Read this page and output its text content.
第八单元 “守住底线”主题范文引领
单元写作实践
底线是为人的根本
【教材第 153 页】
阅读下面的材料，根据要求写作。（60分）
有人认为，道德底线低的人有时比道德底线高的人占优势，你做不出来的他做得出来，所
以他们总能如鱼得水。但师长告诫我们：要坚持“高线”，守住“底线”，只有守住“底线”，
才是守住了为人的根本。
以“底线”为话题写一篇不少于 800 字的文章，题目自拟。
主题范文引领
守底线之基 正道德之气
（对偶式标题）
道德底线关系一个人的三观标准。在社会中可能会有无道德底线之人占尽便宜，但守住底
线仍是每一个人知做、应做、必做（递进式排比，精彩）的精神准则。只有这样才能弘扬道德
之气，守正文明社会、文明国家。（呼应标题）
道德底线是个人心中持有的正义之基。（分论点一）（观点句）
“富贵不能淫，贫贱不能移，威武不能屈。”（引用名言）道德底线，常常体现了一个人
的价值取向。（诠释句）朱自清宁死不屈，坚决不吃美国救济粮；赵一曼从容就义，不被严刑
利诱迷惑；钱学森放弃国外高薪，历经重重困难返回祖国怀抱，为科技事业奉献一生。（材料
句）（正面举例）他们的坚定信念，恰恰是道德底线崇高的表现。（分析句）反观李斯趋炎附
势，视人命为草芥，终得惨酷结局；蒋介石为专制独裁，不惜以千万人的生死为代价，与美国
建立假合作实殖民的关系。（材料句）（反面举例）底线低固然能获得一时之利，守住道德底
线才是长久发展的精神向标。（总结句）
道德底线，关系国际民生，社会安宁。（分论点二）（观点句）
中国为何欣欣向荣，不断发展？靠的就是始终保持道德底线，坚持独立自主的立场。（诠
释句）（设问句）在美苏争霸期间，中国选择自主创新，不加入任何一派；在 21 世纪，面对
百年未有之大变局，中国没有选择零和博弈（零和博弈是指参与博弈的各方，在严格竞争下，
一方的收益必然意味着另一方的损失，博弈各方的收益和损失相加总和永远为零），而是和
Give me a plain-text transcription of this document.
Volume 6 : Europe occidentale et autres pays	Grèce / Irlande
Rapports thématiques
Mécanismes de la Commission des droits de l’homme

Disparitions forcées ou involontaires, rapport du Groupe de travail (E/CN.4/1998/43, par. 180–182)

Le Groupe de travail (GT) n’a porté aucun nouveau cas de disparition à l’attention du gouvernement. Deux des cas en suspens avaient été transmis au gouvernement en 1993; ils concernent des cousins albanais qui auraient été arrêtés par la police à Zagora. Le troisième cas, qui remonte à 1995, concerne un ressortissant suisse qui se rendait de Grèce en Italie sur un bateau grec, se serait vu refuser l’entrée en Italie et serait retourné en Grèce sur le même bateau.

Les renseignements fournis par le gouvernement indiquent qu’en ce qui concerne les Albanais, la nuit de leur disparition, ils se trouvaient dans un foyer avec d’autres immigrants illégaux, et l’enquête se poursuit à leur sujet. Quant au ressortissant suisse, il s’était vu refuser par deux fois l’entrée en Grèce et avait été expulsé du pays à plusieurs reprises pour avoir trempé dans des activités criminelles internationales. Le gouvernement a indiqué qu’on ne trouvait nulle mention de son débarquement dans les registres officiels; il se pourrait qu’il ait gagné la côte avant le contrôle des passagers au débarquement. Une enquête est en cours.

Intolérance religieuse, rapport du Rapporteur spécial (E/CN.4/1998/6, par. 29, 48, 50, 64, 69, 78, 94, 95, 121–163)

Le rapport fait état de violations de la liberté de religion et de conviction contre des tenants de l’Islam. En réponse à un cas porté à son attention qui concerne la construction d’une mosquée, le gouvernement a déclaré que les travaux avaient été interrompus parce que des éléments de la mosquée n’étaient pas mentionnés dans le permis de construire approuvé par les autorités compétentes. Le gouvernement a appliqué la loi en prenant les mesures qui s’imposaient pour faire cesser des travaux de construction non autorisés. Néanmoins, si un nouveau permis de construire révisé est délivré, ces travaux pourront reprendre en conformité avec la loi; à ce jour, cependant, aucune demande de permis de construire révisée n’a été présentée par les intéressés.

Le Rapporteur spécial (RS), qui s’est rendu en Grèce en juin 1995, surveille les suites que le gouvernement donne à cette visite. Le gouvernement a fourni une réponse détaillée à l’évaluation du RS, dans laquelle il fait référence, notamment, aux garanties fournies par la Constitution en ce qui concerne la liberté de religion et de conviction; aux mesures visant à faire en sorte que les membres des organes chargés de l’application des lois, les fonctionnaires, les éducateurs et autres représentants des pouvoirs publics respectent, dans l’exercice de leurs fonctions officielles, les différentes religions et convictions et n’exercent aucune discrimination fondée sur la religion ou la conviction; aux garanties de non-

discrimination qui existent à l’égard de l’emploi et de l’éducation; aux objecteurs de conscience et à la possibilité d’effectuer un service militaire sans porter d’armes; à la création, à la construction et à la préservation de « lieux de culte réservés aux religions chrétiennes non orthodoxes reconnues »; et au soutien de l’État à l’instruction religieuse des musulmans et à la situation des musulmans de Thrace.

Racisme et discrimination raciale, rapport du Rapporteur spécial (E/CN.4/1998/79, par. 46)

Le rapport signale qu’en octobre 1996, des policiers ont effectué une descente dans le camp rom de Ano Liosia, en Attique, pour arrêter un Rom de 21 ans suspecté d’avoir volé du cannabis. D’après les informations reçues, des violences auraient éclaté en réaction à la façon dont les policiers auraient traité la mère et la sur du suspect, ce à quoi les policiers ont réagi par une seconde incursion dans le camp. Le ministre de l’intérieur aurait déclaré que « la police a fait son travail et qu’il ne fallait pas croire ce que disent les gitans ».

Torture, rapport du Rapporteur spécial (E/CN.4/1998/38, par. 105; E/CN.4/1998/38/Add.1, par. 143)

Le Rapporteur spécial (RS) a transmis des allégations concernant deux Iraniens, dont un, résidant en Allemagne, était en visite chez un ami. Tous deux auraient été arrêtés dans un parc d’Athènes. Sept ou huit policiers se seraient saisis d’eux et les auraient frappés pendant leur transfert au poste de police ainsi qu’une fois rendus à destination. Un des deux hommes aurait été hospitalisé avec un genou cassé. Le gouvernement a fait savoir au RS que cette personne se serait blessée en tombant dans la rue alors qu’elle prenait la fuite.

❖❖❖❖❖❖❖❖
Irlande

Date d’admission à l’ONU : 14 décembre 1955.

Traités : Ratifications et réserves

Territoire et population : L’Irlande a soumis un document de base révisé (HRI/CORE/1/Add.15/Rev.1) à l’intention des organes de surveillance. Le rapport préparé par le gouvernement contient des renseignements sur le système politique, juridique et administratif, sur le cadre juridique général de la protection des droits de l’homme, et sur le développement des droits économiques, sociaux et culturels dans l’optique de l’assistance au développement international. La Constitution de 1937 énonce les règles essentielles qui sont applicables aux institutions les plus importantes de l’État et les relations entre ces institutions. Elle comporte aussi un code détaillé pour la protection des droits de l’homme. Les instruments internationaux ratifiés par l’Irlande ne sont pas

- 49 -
━━━━━━
* _WHAT IS ASKED_:
Reproduce each entry word for word.

* _EXPECTED ANSWER_:
Read this page and output its text content.
第八单元 “守住底线”主题范文引领
单元写作实践
底线是为人的根本
【教材第 153 页】
阅读下面的材料，根据要求写作。（60分）
有人认为，道德底线低的人有时比道德底线高的人占优势，你做不出来的他做得出来，所
以他们总能如鱼得水。但师长告诫我们：要坚持“高线”，守住“底线”，只有守住“底线”，
才是守住了为人的根本。
以“底线”为话题写一篇不少于 800 字的文章，题目自拟。
主题范文引领
守底线之基 正道德之气
（对偶式标题）
道德底线关系一个人的三观标准。在社会中可能会有无道德底线之人占尽便宜，但守住底
线仍是每一个人知做、应做、必做（递进式排比，精彩）的精神准则。只有这样才能弘扬道德
之气，守正文明社会、文明国家。（呼应标题）
道德底线是个人心中持有的正义之基。（分论点一）（观点句）
“富贵不能淫，贫贱不能移，威武不能屈。”（引用名言）道德底线，常常体现了一个人
的价值取向。（诠释句）朱自清宁死不屈，坚决不吃美国救济粮；赵一曼从容就义，不被严刑
利诱迷惑；钱学森放弃国外高薪，历经重重困难返回祖国怀抱，为科技事业奉献一生。（材料
句）（正面举例）他们的坚定信念，恰恰是道德底线崇高的表现。（分析句）反观李斯趋炎附
势，视人命为草芥，终得惨酷结局；蒋介石为专制独裁，不惜以千万人的生死为代价，与美国
建立假合作实殖民的关系。（材料句）（反面举例）底线低固然能获得一时之利，守住道德底
线才是长久发展的精神向标。（总结句）
道德底线，关系国际民生，社会安宁。（分论点二）（观点句）
中国为何欣欣向荣，不断发展？靠的就是始终保持道德底线，坚持独立自主的立场。（诠
释句）（设问句）在美苏争霸期间，中国选择自主创新，不加入任何一派；在 21 世纪，面对
百年未有之大变局，中国没有选择零和博弈（零和博弈是指参与博弈的各方，在严格竞争下，
一方的收益必然意味着另一方的损失，博弈各方的收益和损失相加总和永远为零），而是和
Give me a plain-text transcription of this document.
Volume 6 : Europe occidentale et autres pays	Grèce / Irlande
Rapports thématiques
Mécanismes de la Commission des droits de l’homme

Disparitions forcées ou involontaires, rapport du Groupe de travail (E/CN.4/1998/43, par. 180–182)

Le Groupe de travail (GT) n’a porté aucun nouveau cas de disparition à l’attention du gouvernement. Deux des cas en suspens avaient été transmis au gouvernement en 1993; ils concernent des cousins albanais qui auraient été arrêtés par la police à Zagora. Le troisième cas, qui remonte à 1995, concerne un ressortissant suisse qui se rendait de Grèce en Italie sur un bateau grec, se serait vu refuser l’entrée en Italie et serait retourné en Grèce sur le même bateau.

Les renseignements fournis par le gouvernement indiquent qu’en ce qui concerne les Albanais, la nuit de leur disparition, ils se trouvaient dans un foyer avec d’autres immigrants illégaux, et l’enquête se poursuit à leur sujet. Quant au ressortissant suisse, il s’était vu refuser par deux fois l’entrée en Grèce et avait été expulsé du pays à plusieurs reprises pour avoir trempé dans des activités criminelles internationales. Le gouvernement a indiqué qu’on ne trouvait nulle mention de son débarquement dans les registres officiels; il se pourrait qu’il ait gagné la côte avant le contrôle des passagers au débarquement. Une enquête est en cours.

Intolérance religieuse, rapport du Rapporteur spécial (E/CN.4/1998/6, par. 29, 48, 50, 64, 69, 78, 94, 95, 121–163)

Le rapport fait état de violations de la liberté de religion et de conviction contre des tenants de l’Islam. En réponse à un cas porté à son attention qui concerne la construction d’une mosquée, le gouvernement a déclaré que les travaux avaient été interrompus parce que des éléments de la mosquée n’étaient pas mentionnés dans le permis de construire approuvé par les autorités compétentes. Le gouvernement a appliqué la loi en prenant les mesures qui s’imposaient pour faire cesser des travaux de construction non autorisés. Néanmoins, si un nouveau permis de construire révisé est délivré, ces travaux pourront reprendre en conformité avec la loi; à ce jour, cependant, aucune demande de permis de construire révisée n’a été présentée par les intéressés.

Le Rapporteur spécial (RS), qui s’est rendu en Grèce en juin 1995, surveille les suites que le gouvernement donne à cette visite. Le gouvernement a fourni une réponse détaillée à l’évaluation du RS, dans laquelle il fait référence, notamment, aux garanties fournies par la Constitution en ce qui concerne la liberté de religion et de conviction; aux mesures visant à faire en sorte que les membres des organes chargés de l’application des lois, les fonctionnaires, les éducateurs et autres représentants des pouvoirs publics respectent, dans l’exercice de leurs fonctions officielles, les différentes religions et convictions et n’exercent aucune discrimination fondée sur la religion ou la conviction; aux garanties de non-

discrimination qui existent à l’égard de l’emploi et de l’éducation; aux objecteurs de conscience et à la possibilité d’effectuer un service militaire sans porter d’armes; à la création, à la construction et à la préservation de « lieux de culte réservés aux religions chrétiennes non orthodoxes reconnues »; et au soutien de l’État à l’instruction religieuse des musulmans et à la situation des musulmans de Thrace.

Racisme et discrimination raciale, rapport du Rapporteur spécial (E/CN.4/1998/79, par. 46)

Le rapport signale qu’en octobre 1996, des policiers ont effectué une descente dans le camp rom de Ano Liosia, en Attique, pour arrêter un Rom de 21 ans suspecté d’avoir volé du cannabis. D’après les informations reçues, des violences auraient éclaté en réaction à la façon dont les policiers auraient traité la mère et la sur du suspect, ce à quoi les policiers ont réagi par une seconde incursion dans le camp. Le ministre de l’intérieur aurait déclaré que « la police a fait son travail et qu’il ne fallait pas croire ce que disent les gitans ».

Torture, rapport du Rapporteur spécial (E/CN.4/1998/38, par. 105; E/CN.4/1998/38/Add.1, par. 143)

Le Rapporteur spécial (RS) a transmis des allégations concernant deux Iraniens, dont un, résidant en Allemagne, était en visite chez un ami. Tous deux auraient été arrêtés dans un parc d’Athènes. Sept ou huit policiers se seraient saisis d’eux et les auraient frappés pendant leur transfert au poste de police ainsi qu’une fois rendus à destination. Un des deux hommes aurait été hospitalisé avec un genou cassé. Le gouvernement a fait savoir au RS que cette personne se serait blessée en tombant dans la rue alors qu’elle prenait la fuite.

❖❖❖❖❖❖❖❖
Irlande

Date d’admission à l’ONU : 14 décembre 1955.

Traités : Ratifications et réserves

Territoire et population : L’Irlande a soumis un document de base révisé (HRI/CORE/1/Add.15/Rev.1) à l’intention des organes de surveillance. Le rapport préparé par le gouvernement contient des renseignements sur le système politique, juridique et administratif, sur le cadre juridique général de la protection des droits de l’homme, et sur le développement des droits économiques, sociaux et culturels dans l’optique de l’assistance au développement international. La Constitution de 1937 énonce les règles essentielles qui sont applicables aux institutions les plus importantes de l’État et les relations entre ces institutions. Elle comporte aussi un code détaillé pour la protection des droits de l’homme. Les instruments internationaux ratifiés par l’Irlande ne sont pas

- 49 -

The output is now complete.